Lanjutkan tulisan tentang Jala dan alat pemantau tambaknya di bawah ini, mulai setelah kalimat terakhirnya.

***** Sumber *****

Berbisnis di sektor akuatik mungkin terkesan kuno bagi sebagian orang. Selain mengandalkan teknik dan peralatan kasar, mengurus kolam sangat bergantung pada ketidakpastian kondisi alam. Tapi, di tengah kemajauan teknologi dan kecerdasan buatan, kekhawatiran itu tidak lagi relevan.
“Kami bikin alat IOT (Internet of things) yang bisa mengawasi pertambakan secara real time,” ujar Liris Maduningtyas. Alumnus Universitas Gadjah Mada itu mendirikan perusahaan digital bernama Jala sejak 2017. Perusahaan ini memanfaatkan perangkat yang berfungsi sebagai pemantau tambak.
Perangkat ini lahir dari kegelisahan bisnis budi daya perikanan, seperti buruknya kondisi air. Pengawasan terhadap kesehatan hewan tambak dan komposisi air yang stabil juga amat terbatas. Sementara itu, tak mungkin pengurus tambak bisa memelototi keduanya 24 jam tanpa celah. Dari situlah Liris mengembangkan perangkat tadi.
Melalui perangkat ini, petambak lebih mudah menganalisis kondisi kolam. Selain pemantauan yang tiada henti, keakuratannya diklaim cukup mumpuni. Alat tersebut, kata Liris, bisa memantau kondisi air dari berbagai komponen kandungan mikro, seperti derajat keasaman (pH) dan oksigen (O2).
“Semua informasi ini langsung kami kirimkan melalui telepon seluler pengguna,” ujar Liris yang juga menjabat Kepala Eksekutif Jala. Dengan informasi yang didapat sedini mungkin, kata dia, petambak bisa segera melakukan langkah antisipasi. Ujungnya, kesehatan udang akan terjaga. Secara agregrat, menurut data Jala, sistem pengawasan dan manajemen yang baik bisa meningkatkan produktivitas dan efisiensi minimal 20 persen.
Tak hanya sampai di situ, Liris mengatakan mesin pembelajaran perangkat juga menyentuh perintilan kebutuhan udang itu sendiri. Jala, misalnya, menyediakan platform informasi ihwal tumbuh-kembang udang. “Kami juga punya logaritma untuk membikin program pakan dan nutrisi yang dibutuhkan.”
Jala, tutur Liris, memang mengkhususkan diri menyasar pasar pertambakan di hulu. Menurut dia, sektor hulu merupakan kunci faktor produksi komoditas. Meski begitu, Liris mengatakan entitasnya juga berupaya membantu para pengguna untuk membenahi perdagangan. Jala juga memiliki platform untuk memantau harga komoditas di titik-titik sentral perdagangan komoditas laut. Tak kurang ada ribuan titik pesisir yang terpantau oleh Jala.
“Para pengguna jadi bisa menentukan mau menjual di mana,” ucap Liris. Mitra sesama entitas digital di sektor hilir, dia menjelaskan, bakal terus diperbanyak agar para pengguna Jala bisa melebarkan akses pasarnya. Liris mengakui penetrasi jaringan dagang perusahaan ini masih seputar cold storage saja, belum sampai ke konsumen akhir.

***** Kumpulan Entri *****

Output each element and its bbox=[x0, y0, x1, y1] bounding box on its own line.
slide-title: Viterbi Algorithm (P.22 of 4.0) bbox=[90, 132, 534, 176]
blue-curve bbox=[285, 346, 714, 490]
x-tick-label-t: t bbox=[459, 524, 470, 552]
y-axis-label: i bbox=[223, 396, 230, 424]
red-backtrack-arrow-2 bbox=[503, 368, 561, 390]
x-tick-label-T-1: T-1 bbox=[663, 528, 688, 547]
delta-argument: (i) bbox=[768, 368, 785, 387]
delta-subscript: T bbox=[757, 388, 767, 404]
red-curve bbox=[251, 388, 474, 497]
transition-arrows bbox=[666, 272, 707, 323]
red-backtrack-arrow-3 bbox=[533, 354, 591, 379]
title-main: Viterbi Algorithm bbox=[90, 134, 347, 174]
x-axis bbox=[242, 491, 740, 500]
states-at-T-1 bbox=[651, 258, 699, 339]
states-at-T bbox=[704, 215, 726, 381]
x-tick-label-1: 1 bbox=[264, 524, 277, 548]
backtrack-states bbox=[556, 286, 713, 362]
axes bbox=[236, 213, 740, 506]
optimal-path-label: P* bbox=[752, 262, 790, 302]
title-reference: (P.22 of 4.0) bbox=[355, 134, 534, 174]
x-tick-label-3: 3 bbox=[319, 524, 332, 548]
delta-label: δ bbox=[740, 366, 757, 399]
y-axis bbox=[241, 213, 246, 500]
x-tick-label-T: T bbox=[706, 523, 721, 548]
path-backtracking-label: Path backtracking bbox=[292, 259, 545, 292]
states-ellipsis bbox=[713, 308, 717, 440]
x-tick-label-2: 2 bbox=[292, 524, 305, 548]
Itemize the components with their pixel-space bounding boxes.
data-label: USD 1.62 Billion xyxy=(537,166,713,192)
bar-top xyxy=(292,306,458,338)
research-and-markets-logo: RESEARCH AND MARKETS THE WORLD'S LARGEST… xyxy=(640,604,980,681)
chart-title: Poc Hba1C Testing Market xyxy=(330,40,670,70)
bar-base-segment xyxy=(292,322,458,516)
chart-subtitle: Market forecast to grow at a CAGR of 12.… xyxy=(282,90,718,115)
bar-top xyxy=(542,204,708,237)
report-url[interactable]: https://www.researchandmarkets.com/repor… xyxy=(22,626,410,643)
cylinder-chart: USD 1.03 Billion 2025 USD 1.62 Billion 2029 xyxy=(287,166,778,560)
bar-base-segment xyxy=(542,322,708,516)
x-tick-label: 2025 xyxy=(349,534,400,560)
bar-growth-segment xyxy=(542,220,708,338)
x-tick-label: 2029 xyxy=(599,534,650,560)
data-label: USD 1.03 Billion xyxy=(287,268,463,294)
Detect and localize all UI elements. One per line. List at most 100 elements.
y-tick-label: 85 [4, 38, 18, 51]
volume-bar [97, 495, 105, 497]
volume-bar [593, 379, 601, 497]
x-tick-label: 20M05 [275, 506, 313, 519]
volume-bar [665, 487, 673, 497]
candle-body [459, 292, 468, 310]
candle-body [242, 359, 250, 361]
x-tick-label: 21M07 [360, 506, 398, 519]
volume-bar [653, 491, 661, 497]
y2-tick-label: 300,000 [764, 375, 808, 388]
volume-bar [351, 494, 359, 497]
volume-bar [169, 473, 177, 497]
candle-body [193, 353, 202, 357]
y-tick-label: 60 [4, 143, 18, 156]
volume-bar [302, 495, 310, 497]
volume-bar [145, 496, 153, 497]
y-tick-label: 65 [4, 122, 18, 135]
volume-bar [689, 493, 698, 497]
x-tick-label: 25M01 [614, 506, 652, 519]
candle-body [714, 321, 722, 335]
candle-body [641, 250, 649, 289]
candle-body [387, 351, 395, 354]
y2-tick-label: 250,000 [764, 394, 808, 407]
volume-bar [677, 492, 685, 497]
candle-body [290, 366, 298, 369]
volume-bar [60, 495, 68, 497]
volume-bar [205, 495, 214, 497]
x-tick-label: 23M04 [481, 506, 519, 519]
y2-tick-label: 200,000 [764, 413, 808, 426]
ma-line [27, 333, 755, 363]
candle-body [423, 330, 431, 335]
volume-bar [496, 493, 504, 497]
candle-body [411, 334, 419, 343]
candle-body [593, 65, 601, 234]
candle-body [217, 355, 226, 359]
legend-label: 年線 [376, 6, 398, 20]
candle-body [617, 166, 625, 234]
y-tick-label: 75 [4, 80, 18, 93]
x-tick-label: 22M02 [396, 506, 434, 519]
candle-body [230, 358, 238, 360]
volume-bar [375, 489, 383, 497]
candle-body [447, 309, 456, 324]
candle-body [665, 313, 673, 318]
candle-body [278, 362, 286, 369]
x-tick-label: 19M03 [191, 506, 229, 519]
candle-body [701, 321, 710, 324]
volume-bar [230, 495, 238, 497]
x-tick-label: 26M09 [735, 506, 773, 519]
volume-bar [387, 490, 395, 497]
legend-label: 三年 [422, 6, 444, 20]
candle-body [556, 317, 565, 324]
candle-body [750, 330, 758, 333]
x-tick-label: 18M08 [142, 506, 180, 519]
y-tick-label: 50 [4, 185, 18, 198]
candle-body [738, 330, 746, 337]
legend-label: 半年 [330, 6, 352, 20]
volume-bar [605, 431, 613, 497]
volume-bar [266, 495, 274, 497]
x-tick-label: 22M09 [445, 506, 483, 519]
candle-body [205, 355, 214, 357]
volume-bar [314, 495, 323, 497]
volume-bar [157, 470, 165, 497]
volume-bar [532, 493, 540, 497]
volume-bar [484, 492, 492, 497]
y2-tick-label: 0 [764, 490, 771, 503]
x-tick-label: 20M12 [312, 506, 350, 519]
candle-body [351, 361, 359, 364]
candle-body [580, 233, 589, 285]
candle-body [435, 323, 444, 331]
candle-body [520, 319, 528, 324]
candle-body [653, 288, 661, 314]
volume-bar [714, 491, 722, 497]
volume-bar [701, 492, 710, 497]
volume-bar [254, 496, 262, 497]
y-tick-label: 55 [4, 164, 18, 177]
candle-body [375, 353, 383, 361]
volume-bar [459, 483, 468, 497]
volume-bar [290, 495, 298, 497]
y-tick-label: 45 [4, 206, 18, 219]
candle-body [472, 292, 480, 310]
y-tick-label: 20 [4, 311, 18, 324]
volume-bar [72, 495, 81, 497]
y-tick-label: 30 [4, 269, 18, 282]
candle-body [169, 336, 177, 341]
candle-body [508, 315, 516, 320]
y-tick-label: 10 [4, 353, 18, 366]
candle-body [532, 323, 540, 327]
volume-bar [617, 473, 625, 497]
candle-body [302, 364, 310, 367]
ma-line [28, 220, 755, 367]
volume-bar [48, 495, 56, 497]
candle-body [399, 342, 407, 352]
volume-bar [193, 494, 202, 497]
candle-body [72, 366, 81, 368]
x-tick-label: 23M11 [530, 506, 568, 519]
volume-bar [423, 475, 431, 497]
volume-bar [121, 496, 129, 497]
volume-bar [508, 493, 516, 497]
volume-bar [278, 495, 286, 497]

*****

-- Jawaban Latihan --
Hingga saat ini, tak kurang dari 11 ribu kolam yang sudah dipasang alat pemantau Jala. Tak hanya di dalam negeri, Liris berpromosi alat tersebut juga sudah digunakan oleh penambak di Thailand dan Kolombia. “Ini bukti bahwa sentuhan digital amat dibutuhkan di sektor perikanan, seperti tambak udang,” katanya.
Pada September tahun lalu, Jala mendapatkan pendanaan putaran awal yang dipimpin oleh lembaga pembiayaan digital asal Amerika Serikat 500 Startups. Modal ventura itu yakin pasar komoditas laut, khususnya udang, memiliki potensi besar hingga US$ 24 miliar dari total US$ 160 miliar pada agregat sektoral. “Makanya kami juga akan menyasar komoditas selain udang dalam waktu dekat,” ujar Liris.
Ketua Umum Asosiasi Pengusaha Pengelolahan dan Pemasaran Produk Perikanan Indonesia, Budhi Wibowo, sangat mendukung adanya inovasi di sektor hulu perikanan. Menurut dia, jika produksi komoditas laut bisa ditingkatkan kualitasnya, hal itu akan memperlebar peluang pasar di sektor hilir. “Jangan salah, saat ini pangsa pasar dalam negeri sangat tinggi perkembangannya, terutama pada produk perikanan beku,” ujarnya.
Wabah corona, kata dia, mendorong perubahan perilaku bisnis ini. Dari sisi transaksi, pasar produk olahan perikanan beku bahkan lebih menguntungkan daripada ekspor komoditas mentah. “Selama ini, kan, pengusaha bangga kalau ekspor mentah. Padahal potensi dalam negeri besar sekali,” katanya. “Bayangkan, ada yang menjual produk ikan patin beku sampai Rp 200 ribu per bungkus.”
ANDI IBNU
Nama: PT Atnic Ekotekno Wicaksana
Sektor: Sistem manajemen perikanan/kelautan
Berdiri: 2017
Pendiri: Liris Maduningtyas, Hanry Aria Prestianto, Farid Inawan, Budhy Rahardjo, Aryp Wiryawan, Syaiqy Nurul Aziz
Pendanaan: Putaran awal dari 500 Startups (2019)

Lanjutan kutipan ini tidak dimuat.